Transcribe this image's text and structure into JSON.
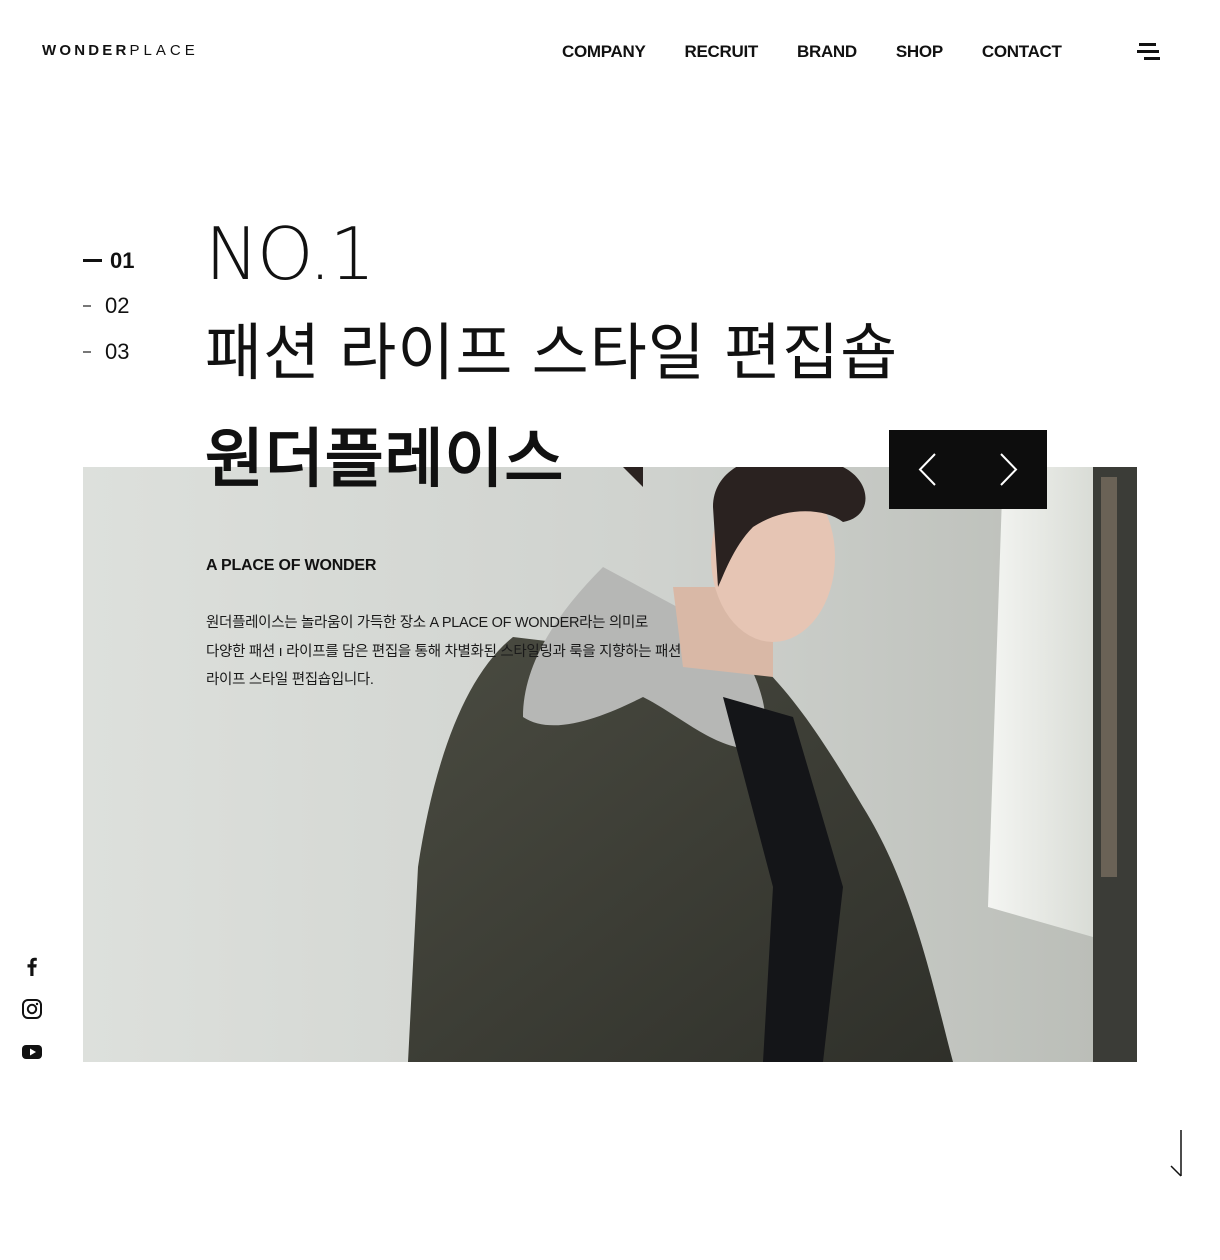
{
  "brand": {
    "logo_bold": "WONDER",
    "logo_light": "PLACE"
  },
  "nav": {
    "items": [
      "COMPANY",
      "RECRUIT",
      "BRAND",
      "SHOP",
      "CONTACT"
    ]
  },
  "menu": {
    "icon": "hamburger-menu-icon"
  },
  "slides": {
    "items": [
      "01",
      "02",
      "03"
    ],
    "active_index": 0
  },
  "hero": {
    "number": "NO.1",
    "title_line1": "패션 라이프 스타일 편집숍",
    "title_line2": "원더플레이스",
    "subtitle": "A PLACE OF WONDER",
    "description": [
      "원더플레이스는 놀라움이 가득한 장소 A PLACE OF WONDER라는 의미로",
      "다양한 패션 ı 라이프를 담은 편집을 통해 차별화된 스타일링과 룩을 지향하는 패션",
      "라이프 스타일 편집숍입니다."
    ]
  },
  "controls": {
    "prev_icon": "chevron-left-icon",
    "next_icon": "chevron-right-icon"
  },
  "social": {
    "icons": [
      "facebook-icon",
      "instagram-icon",
      "youtube-icon"
    ]
  },
  "scroll": {
    "icon": "scroll-down-arrow-icon"
  },
  "colors": {
    "text": "#111111",
    "control_bg": "#0d0d0d",
    "hero_bg": "#d5d8d4"
  }
}
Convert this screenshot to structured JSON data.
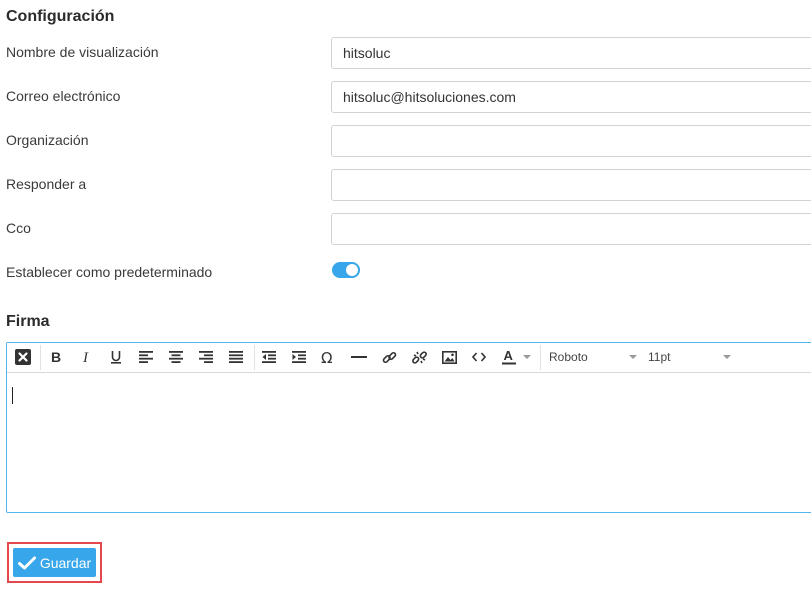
{
  "section_config": {
    "title": "Configuración"
  },
  "fields": {
    "display_name": {
      "label": "Nombre de visualización",
      "value": "hitsoluc"
    },
    "email": {
      "label": "Correo electrónico",
      "value": "hitsoluc@hitsoluciones.com"
    },
    "organization": {
      "label": "Organización",
      "value": ""
    },
    "reply_to": {
      "label": "Responder a",
      "value": ""
    },
    "bcc": {
      "label": "Cco",
      "value": ""
    },
    "set_default": {
      "label": "Establecer como predeterminado",
      "checked": true
    }
  },
  "signature": {
    "title": "Firma",
    "toolbar": {
      "font_family": "Roboto",
      "font_size": "11pt",
      "buttons": [
        "clear-html-icon",
        "bold-icon",
        "italic-icon",
        "underline-icon",
        "align-left-icon",
        "align-center-icon",
        "align-right-icon",
        "align-justify-icon",
        "outdent-icon",
        "indent-icon",
        "special-character-icon",
        "horizontal-rule-icon",
        "link-icon",
        "unlink-icon",
        "image-icon",
        "source-code-icon",
        "text-color-icon"
      ]
    },
    "content": ""
  },
  "actions": {
    "save_label": "Guardar"
  },
  "colors": {
    "accent": "#37a6ea",
    "highlight_frame": "#e5474f",
    "editor_border": "#51b5ee"
  }
}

▬▬▬▬▬▬▬▬▬▬

• _Task details_: Every line that holds the word "hitsoluc" should be extracted.

• _Exercise solution_:
      "value": "hitsoluc"
      "value": "hitsoluc@hitsoluciones.com"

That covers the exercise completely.